— start Source material —

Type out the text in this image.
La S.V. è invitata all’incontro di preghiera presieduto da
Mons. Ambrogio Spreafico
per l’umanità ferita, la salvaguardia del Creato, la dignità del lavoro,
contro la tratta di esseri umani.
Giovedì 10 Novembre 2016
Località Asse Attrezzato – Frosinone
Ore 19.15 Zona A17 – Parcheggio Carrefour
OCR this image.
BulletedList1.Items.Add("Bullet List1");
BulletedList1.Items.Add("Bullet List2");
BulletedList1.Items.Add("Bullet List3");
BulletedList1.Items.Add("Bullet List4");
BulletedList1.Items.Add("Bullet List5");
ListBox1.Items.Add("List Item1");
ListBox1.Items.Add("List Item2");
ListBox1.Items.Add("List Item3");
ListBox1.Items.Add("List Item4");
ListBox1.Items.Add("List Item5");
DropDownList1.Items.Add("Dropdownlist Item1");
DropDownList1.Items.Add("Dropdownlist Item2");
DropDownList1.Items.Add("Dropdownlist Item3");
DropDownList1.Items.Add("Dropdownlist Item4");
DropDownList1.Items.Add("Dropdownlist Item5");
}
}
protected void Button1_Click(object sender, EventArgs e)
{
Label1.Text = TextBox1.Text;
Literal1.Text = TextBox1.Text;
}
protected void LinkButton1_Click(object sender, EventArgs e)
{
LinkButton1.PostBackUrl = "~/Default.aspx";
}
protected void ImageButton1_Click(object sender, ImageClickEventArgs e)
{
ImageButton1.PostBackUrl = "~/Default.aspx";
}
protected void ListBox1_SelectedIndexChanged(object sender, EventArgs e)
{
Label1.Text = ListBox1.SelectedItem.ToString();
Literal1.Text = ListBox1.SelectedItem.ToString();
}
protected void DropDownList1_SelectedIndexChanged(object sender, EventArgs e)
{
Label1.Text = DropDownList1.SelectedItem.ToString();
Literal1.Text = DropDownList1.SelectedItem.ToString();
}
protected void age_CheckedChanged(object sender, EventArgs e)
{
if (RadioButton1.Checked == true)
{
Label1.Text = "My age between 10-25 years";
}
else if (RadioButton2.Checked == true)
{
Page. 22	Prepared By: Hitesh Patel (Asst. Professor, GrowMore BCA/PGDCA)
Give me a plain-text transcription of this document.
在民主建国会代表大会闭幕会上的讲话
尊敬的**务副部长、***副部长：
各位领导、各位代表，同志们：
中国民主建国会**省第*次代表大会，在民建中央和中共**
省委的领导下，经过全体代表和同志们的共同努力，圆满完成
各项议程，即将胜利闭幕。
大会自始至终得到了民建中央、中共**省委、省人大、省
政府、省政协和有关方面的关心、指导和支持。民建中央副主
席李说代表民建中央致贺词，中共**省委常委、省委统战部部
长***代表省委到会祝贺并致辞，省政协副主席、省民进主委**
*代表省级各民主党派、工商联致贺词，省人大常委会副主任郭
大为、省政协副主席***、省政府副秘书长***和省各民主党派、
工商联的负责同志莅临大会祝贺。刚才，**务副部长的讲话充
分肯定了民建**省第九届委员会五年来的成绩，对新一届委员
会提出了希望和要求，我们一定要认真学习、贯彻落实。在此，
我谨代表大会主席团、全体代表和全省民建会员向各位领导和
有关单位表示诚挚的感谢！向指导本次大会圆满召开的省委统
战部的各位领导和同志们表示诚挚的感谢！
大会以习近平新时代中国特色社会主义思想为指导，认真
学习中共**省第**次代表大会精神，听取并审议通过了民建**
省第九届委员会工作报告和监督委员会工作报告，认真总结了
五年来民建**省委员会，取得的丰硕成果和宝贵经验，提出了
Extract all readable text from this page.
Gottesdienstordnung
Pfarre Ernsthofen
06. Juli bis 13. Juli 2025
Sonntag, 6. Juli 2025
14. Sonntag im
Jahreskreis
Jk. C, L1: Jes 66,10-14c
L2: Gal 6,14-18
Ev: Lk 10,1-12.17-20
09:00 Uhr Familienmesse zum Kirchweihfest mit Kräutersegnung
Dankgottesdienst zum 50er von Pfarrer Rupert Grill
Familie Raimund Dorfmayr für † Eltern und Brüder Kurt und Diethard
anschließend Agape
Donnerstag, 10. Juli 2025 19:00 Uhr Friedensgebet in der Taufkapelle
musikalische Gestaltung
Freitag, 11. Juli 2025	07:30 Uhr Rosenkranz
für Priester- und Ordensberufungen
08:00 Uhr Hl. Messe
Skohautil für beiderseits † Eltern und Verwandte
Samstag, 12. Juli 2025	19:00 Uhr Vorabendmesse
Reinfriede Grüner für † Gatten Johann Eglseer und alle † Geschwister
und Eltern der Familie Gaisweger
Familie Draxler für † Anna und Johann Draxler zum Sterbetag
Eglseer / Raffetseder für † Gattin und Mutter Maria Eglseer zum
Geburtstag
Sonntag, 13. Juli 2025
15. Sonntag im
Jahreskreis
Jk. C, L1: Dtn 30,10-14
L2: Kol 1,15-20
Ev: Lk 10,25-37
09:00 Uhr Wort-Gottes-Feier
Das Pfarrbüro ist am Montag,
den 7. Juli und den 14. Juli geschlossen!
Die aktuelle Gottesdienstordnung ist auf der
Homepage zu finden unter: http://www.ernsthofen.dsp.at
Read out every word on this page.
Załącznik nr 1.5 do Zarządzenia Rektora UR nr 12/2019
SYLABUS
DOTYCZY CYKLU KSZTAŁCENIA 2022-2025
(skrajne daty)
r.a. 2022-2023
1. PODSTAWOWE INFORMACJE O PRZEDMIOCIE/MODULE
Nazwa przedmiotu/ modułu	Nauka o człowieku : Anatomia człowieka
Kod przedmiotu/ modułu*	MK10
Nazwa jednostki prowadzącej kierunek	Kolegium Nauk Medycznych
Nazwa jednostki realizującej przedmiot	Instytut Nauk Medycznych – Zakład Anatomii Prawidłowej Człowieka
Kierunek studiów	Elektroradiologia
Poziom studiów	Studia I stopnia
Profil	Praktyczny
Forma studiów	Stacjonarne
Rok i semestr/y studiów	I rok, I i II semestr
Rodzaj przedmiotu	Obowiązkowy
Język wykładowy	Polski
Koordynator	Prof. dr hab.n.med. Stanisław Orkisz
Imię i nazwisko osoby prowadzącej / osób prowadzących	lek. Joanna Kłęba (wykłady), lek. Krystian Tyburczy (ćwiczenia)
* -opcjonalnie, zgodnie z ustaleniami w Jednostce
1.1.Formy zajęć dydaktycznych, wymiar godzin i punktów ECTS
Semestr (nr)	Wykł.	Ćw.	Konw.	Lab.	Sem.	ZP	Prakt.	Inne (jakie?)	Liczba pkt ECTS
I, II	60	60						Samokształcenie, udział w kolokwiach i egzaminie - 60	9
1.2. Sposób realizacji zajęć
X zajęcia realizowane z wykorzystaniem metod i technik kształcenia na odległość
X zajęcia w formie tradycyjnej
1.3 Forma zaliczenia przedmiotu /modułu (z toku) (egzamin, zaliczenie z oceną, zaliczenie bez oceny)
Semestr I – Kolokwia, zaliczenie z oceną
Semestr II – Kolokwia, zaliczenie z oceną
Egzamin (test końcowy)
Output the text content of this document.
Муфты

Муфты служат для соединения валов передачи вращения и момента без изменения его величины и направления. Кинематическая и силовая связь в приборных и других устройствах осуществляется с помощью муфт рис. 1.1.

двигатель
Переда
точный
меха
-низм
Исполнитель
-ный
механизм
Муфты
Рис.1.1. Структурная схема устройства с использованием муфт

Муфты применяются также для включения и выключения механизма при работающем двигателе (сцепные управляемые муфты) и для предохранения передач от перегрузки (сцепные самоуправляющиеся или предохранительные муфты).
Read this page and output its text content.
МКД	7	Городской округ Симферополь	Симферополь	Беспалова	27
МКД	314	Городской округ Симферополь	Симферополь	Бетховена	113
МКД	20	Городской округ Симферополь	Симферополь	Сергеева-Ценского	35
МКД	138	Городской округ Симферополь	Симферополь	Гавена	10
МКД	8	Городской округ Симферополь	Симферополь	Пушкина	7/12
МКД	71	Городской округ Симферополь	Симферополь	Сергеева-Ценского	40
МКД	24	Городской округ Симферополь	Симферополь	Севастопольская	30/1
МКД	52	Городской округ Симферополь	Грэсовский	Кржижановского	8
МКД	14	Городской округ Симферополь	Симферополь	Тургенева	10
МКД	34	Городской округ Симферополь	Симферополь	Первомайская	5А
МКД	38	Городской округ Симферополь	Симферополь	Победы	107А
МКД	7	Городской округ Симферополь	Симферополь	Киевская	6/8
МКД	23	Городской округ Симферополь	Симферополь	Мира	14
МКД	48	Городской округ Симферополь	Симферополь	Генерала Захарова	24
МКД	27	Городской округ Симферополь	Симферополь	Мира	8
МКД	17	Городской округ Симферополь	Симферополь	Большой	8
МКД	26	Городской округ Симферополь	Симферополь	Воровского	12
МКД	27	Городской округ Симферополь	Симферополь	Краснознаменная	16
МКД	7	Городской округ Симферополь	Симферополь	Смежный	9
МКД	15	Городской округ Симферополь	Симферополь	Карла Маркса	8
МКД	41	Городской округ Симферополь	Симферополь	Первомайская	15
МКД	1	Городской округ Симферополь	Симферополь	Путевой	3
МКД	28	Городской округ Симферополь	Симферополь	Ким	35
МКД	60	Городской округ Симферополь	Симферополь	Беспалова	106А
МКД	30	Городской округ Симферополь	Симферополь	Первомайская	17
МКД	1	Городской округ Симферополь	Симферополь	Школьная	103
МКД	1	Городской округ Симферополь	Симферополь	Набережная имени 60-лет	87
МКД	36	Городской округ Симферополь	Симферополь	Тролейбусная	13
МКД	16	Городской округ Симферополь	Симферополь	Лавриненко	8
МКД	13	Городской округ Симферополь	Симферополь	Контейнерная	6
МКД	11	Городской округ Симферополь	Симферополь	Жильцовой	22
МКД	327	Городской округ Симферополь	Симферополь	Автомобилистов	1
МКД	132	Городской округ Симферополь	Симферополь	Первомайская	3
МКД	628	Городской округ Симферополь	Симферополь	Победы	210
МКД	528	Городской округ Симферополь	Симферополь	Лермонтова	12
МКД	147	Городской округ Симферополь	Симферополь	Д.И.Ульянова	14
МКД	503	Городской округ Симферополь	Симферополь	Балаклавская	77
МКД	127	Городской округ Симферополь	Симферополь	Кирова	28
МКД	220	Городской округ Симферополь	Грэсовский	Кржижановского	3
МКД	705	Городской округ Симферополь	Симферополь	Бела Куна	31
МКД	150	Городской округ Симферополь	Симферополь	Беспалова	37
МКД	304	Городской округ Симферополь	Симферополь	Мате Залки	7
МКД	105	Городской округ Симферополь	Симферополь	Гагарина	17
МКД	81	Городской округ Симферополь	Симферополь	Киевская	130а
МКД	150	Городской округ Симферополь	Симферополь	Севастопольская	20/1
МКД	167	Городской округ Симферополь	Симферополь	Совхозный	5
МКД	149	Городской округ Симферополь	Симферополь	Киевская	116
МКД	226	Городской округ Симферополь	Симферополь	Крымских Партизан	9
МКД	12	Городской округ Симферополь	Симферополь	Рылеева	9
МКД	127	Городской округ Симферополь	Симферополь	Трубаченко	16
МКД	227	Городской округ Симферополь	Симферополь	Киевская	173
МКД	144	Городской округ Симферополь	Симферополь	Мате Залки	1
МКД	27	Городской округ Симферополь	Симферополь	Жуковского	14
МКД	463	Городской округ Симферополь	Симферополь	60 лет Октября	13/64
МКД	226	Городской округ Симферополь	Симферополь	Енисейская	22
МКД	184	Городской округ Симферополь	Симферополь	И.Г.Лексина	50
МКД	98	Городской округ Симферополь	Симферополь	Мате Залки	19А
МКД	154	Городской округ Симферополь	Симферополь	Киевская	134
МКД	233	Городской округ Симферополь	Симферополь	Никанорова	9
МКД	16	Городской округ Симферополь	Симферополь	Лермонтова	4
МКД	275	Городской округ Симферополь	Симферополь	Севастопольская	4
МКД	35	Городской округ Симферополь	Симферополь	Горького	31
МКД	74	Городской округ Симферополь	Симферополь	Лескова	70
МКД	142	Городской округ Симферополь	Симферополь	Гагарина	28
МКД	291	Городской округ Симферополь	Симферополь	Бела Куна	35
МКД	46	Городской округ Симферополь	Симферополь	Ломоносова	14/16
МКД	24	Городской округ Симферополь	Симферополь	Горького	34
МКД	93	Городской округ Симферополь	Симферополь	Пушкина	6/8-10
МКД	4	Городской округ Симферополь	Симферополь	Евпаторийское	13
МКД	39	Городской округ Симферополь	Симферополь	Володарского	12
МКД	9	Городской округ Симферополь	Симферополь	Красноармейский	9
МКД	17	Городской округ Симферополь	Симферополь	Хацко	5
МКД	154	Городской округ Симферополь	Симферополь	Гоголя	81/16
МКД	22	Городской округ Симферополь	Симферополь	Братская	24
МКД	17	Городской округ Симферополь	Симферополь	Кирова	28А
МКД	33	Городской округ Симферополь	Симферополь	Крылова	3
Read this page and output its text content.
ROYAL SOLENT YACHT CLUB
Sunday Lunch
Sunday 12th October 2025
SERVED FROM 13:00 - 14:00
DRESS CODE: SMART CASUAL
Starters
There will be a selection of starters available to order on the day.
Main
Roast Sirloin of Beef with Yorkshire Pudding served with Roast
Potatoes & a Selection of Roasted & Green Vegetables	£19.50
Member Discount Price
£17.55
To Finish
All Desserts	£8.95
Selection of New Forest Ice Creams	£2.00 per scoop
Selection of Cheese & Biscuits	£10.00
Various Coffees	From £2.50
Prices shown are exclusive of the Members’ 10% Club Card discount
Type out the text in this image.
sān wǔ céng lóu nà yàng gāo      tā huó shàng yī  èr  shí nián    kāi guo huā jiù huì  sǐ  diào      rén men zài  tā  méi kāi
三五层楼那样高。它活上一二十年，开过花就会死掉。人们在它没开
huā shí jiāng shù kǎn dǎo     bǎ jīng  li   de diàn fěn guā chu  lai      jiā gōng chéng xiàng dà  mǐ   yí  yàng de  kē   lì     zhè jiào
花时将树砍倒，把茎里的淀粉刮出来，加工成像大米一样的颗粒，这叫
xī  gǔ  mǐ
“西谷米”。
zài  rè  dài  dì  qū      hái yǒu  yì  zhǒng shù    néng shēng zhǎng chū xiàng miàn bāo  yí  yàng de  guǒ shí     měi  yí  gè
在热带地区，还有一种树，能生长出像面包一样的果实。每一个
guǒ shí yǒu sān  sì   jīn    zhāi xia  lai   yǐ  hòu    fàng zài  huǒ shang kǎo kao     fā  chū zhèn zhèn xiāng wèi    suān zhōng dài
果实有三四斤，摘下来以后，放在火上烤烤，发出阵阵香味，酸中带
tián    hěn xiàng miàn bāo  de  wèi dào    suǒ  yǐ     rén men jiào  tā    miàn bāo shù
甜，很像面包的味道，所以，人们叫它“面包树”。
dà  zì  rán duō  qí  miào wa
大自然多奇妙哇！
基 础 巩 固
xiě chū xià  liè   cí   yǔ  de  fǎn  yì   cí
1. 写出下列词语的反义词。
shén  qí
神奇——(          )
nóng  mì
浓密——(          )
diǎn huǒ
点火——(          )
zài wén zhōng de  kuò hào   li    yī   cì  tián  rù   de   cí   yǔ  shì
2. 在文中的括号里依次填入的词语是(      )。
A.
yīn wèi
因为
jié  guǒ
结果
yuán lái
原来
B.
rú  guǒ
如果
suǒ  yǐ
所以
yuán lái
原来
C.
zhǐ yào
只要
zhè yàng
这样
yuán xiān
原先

— end Source material —

Objective:
Gather all lines from the records above in which "przedmiotu" appears.

Task response:
Nazwa przedmiotu/ modułu	Nauka o człowieku : Anatomia człowieka
Kod przedmiotu/ modułu*	MK10
Rodzaj przedmiotu	Obowiązkowy
1.3 Forma zaliczenia przedmiotu /modułu (z toku) (egzamin, zaliczenie z oceną, zaliczenie bez oceny)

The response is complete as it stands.